WRITTEN INSTRUCTION:
Identify, in the records below, every line where the string "following" appears, and copy each such line.

* BEGIN DATA SUPPLIED *

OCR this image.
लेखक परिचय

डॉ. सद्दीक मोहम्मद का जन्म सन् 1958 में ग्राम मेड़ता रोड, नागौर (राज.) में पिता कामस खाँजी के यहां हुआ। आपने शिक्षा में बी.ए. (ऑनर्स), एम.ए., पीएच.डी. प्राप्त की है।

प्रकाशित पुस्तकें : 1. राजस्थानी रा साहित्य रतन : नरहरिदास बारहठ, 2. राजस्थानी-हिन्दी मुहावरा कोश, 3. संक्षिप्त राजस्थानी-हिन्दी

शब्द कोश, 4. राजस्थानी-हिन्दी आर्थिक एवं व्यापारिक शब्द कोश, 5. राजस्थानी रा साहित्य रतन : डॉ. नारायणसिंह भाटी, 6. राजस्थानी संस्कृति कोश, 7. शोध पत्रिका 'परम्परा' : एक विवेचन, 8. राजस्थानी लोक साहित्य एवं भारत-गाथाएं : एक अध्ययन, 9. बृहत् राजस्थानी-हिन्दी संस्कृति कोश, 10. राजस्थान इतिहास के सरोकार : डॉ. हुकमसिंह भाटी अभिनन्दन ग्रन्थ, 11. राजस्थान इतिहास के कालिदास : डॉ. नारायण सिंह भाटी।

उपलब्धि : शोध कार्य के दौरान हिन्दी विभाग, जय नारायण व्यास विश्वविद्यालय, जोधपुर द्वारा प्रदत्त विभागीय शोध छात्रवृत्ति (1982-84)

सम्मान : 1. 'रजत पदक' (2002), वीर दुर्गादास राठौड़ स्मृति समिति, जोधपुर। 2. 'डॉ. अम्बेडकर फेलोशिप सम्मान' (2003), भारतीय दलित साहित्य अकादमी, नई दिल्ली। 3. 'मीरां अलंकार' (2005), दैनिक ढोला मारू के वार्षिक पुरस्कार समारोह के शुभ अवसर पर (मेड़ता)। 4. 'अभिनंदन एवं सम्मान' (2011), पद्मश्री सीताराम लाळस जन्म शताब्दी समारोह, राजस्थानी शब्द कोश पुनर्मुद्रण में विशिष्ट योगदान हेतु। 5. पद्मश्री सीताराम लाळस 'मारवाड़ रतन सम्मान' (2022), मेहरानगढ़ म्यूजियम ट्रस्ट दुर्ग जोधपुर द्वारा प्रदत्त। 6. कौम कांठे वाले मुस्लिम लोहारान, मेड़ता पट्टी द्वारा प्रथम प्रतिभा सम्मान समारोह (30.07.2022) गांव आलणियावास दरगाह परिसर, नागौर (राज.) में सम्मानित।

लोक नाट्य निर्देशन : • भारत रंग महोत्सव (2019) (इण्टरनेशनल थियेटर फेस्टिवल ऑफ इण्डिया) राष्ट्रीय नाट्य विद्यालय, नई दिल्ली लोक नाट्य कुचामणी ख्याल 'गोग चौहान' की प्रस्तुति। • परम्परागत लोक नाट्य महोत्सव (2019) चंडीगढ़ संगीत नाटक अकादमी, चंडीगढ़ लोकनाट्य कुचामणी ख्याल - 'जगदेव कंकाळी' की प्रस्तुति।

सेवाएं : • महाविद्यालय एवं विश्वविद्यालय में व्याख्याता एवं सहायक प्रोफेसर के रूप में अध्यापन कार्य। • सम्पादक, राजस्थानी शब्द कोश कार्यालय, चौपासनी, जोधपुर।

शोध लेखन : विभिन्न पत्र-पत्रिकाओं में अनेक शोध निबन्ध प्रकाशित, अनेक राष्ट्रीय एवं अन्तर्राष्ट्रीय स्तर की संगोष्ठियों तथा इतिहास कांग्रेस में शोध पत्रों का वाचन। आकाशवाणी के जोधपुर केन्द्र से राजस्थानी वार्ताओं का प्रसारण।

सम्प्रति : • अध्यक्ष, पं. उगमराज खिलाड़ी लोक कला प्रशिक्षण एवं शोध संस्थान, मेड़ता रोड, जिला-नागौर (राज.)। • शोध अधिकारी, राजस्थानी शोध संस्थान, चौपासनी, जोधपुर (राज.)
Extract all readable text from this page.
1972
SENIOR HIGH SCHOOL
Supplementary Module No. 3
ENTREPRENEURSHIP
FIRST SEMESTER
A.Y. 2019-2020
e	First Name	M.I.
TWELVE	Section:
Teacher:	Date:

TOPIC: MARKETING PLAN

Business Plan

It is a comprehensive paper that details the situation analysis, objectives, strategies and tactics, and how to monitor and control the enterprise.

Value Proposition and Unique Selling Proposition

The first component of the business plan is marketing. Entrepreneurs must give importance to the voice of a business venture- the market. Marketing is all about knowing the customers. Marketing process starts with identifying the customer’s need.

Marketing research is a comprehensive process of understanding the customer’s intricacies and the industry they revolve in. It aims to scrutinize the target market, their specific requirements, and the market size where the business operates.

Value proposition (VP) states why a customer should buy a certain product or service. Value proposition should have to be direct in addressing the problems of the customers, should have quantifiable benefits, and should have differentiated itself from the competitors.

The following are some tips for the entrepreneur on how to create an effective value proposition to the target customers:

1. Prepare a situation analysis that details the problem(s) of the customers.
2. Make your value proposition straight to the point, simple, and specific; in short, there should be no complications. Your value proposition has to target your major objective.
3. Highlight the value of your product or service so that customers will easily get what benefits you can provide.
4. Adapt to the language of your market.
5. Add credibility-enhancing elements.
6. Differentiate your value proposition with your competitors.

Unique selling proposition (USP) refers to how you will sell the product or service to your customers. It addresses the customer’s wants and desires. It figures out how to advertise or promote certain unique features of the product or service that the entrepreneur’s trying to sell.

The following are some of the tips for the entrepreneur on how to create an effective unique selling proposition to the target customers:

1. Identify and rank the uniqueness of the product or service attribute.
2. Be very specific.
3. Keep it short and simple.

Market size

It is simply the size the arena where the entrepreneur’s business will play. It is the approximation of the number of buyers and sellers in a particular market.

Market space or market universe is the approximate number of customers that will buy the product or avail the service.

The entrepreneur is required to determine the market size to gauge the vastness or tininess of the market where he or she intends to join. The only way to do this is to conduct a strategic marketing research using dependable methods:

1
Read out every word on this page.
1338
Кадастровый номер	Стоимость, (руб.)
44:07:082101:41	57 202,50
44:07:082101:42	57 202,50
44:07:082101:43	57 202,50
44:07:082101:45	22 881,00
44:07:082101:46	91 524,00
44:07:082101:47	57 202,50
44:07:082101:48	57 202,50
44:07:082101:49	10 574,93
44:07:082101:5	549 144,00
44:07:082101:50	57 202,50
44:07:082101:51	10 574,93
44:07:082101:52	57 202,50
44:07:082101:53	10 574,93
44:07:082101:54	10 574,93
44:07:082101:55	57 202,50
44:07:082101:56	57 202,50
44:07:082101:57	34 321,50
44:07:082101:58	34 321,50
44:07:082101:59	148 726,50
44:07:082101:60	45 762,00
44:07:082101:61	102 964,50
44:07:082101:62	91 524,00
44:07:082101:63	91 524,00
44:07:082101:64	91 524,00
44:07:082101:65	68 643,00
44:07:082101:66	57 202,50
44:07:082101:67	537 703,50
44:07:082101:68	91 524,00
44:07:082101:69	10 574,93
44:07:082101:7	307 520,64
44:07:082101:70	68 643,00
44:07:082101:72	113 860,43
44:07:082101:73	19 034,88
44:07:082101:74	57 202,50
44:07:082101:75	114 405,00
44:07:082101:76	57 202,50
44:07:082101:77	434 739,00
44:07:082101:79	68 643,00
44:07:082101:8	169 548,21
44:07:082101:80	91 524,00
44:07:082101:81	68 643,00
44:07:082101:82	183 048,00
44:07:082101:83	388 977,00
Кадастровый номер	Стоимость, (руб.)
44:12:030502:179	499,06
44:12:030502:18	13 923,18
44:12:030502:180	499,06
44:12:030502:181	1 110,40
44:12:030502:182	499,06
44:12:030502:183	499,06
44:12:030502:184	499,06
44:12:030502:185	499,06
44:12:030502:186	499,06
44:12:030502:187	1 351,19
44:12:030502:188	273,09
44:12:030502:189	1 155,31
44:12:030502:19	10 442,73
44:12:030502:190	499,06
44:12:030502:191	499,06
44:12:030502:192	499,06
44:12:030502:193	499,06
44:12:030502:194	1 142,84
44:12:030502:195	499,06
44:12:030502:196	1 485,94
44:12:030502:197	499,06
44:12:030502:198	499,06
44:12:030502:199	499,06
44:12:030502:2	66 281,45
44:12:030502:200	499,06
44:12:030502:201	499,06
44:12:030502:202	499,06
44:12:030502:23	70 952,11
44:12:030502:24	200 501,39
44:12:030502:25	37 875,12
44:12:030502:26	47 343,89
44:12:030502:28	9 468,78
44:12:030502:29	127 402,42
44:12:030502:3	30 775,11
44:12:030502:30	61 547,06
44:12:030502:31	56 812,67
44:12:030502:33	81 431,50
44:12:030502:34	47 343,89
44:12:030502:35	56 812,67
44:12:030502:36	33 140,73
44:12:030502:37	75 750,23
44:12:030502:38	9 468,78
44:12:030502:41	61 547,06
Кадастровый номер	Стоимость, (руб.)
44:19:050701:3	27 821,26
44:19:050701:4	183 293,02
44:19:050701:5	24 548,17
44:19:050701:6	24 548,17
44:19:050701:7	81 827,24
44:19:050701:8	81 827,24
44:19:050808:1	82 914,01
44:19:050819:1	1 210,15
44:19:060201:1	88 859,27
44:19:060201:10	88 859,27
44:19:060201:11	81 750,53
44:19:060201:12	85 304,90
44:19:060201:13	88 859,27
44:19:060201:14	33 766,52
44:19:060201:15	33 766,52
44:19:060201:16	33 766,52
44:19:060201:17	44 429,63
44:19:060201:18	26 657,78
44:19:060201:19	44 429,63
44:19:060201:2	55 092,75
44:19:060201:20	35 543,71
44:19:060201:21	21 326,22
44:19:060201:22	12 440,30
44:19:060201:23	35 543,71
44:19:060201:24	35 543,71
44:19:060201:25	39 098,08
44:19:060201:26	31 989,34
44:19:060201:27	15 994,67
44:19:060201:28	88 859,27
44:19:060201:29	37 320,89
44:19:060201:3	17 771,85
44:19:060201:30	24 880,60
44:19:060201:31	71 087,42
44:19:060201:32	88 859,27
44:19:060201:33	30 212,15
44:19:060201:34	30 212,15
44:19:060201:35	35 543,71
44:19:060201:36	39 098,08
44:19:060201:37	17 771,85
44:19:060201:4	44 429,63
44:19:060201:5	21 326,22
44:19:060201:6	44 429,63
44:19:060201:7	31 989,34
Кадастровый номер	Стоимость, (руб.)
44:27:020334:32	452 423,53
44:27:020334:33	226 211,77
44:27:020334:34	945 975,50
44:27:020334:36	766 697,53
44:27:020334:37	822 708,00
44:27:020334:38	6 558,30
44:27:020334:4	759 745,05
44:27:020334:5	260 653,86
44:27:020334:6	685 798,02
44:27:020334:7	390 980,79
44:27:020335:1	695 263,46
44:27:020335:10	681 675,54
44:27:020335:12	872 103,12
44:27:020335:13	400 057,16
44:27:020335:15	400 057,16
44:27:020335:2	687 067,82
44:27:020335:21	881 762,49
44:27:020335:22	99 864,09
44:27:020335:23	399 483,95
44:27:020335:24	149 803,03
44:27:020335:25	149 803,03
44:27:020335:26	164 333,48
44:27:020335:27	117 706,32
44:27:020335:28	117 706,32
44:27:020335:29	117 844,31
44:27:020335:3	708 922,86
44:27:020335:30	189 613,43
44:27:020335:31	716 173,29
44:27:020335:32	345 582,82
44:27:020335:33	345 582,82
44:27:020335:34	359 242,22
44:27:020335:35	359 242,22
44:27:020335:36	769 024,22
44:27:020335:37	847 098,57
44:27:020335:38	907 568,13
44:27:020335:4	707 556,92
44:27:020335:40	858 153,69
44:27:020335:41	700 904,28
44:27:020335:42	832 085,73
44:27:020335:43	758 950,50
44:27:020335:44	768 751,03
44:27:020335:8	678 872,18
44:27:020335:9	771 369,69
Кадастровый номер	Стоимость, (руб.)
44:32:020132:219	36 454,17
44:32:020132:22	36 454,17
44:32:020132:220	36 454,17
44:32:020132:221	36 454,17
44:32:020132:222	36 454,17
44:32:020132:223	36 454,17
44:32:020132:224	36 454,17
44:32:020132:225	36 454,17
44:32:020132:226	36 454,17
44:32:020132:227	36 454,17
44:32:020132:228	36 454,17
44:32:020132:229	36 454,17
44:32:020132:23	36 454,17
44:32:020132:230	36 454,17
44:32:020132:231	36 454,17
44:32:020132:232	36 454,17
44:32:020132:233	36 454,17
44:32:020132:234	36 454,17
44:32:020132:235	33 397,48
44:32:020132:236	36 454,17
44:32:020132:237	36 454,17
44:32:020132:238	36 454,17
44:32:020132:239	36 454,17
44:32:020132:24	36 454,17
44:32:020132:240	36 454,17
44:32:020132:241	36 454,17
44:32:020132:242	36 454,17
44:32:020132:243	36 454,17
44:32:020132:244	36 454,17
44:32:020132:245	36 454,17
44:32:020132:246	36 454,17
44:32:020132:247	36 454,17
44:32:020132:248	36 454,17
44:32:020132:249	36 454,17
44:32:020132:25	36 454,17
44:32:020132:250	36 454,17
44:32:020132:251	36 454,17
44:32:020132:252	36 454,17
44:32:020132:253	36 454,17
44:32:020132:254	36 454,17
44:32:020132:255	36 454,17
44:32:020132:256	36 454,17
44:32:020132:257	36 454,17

* END DATA SUPPLIED *

SOLUTION:
The following are some tips for the entrepreneur on how to create an effective value proposition to the target customers:
The following are some of the tips for the entrepreneur on how to create an effective unique selling proposition to the target customers:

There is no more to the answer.